» **EXERCISE OBJECTIVE**: Would you quote the material below in full and unchanged?

── SUPPLIED MATERIAL

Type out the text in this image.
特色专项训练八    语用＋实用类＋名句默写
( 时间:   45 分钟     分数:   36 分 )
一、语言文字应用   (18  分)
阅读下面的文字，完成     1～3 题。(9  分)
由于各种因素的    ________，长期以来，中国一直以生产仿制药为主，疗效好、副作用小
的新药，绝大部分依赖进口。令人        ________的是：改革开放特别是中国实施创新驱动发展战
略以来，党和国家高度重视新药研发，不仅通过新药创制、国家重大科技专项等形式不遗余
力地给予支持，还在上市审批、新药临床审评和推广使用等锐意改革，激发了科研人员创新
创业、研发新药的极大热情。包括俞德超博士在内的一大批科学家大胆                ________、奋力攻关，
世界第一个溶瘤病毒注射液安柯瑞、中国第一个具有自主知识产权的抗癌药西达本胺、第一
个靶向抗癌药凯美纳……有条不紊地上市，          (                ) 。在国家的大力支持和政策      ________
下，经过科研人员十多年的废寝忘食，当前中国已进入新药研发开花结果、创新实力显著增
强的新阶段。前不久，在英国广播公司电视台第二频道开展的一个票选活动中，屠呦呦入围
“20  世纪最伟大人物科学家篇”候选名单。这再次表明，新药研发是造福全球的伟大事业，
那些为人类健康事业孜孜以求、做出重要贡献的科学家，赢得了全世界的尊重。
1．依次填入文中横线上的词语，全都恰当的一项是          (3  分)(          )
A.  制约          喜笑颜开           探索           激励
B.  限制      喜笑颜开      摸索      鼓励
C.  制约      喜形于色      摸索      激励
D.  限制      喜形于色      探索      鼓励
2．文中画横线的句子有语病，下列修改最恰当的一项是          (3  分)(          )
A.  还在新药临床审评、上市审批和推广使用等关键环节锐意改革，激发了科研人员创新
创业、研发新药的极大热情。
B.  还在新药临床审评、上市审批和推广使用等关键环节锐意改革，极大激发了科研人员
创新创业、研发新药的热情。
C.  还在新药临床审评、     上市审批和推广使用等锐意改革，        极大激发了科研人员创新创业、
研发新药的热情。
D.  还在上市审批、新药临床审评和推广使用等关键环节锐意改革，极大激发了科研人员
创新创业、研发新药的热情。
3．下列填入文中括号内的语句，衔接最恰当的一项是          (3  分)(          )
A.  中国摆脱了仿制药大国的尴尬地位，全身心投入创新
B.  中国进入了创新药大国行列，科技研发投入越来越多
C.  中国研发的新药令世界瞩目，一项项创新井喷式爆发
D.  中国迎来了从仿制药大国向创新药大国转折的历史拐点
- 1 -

────

» **EXERCISE ANSWER**:
Type out the text in this image.
特色专项训练八    语用＋实用类＋名句默写
( 时间:   45 分钟     分数:   36 分 )
一、语言文字应用   (18  分)
阅读下面的文字，完成     1～3 题。(9  分)
由于各种因素的    ________，长期以来，中国一直以生产仿制药为主，疗效好、副作用小
的新药，绝大部分依赖进口。令人        ________的是：改革开放特别是中国实施创新驱动发展战
略以来，党和国家高度重视新药研发，不仅通过新药创制、国家重大科技专项等形式不遗余
力地给予支持，还在上市审批、新药临床审评和推广使用等锐意改革，激发了科研人员创新
创业、研发新药的极大热情。包括俞德超博士在内的一大批科学家大胆                ________、奋力攻关，
世界第一个溶瘤病毒注射液安柯瑞、中国第一个具有自主知识产权的抗癌药西达本胺、第一
个靶向抗癌药凯美纳……有条不紊地上市，          (                ) 。在国家的大力支持和政策      ________
下，经过科研人员十多年的废寝忘食，当前中国已进入新药研发开花结果、创新实力显著增
强的新阶段。前不久，在英国广播公司电视台第二频道开展的一个票选活动中，屠呦呦入围
“20  世纪最伟大人物科学家篇”候选名单。这再次表明，新药研发是造福全球的伟大事业，
那些为人类健康事业孜孜以求、做出重要贡献的科学家，赢得了全世界的尊重。
1．依次填入文中横线上的词语，全都恰当的一项是          (3  分)(          )
A.  制约          喜笑颜开           探索           激励
B.  限制      喜笑颜开      摸索      鼓励
C.  制约      喜形于色      摸索      激励
D.  限制      喜形于色      探索      鼓励
2．文中画横线的句子有语病，下列修改最恰当的一项是          (3  分)(          )
A.  还在新药临床审评、上市审批和推广使用等关键环节锐意改革，激发了科研人员创新
创业、研发新药的极大热情。
B.  还在新药临床审评、上市审批和推广使用等关键环节锐意改革，极大激发了科研人员
创新创业、研发新药的热情。
C.  还在新药临床审评、     上市审批和推广使用等锐意改革，        极大激发了科研人员创新创业、
研发新药的热情。
D.  还在上市审批、新药临床审评和推广使用等关键环节锐意改革，极大激发了科研人员
创新创业、研发新药的热情。
3．下列填入文中括号内的语句，衔接最恰当的一项是          (3  分)(          )
A.  中国摆脱了仿制药大国的尴尬地位，全身心投入创新
B.  中国进入了创新药大国行列，科技研发投入越来越多
C.  中国研发的新药令世界瞩目，一项项创新井喷式爆发
D.  中国迎来了从仿制药大国向创新药大国转折的历史拐点
- 1 -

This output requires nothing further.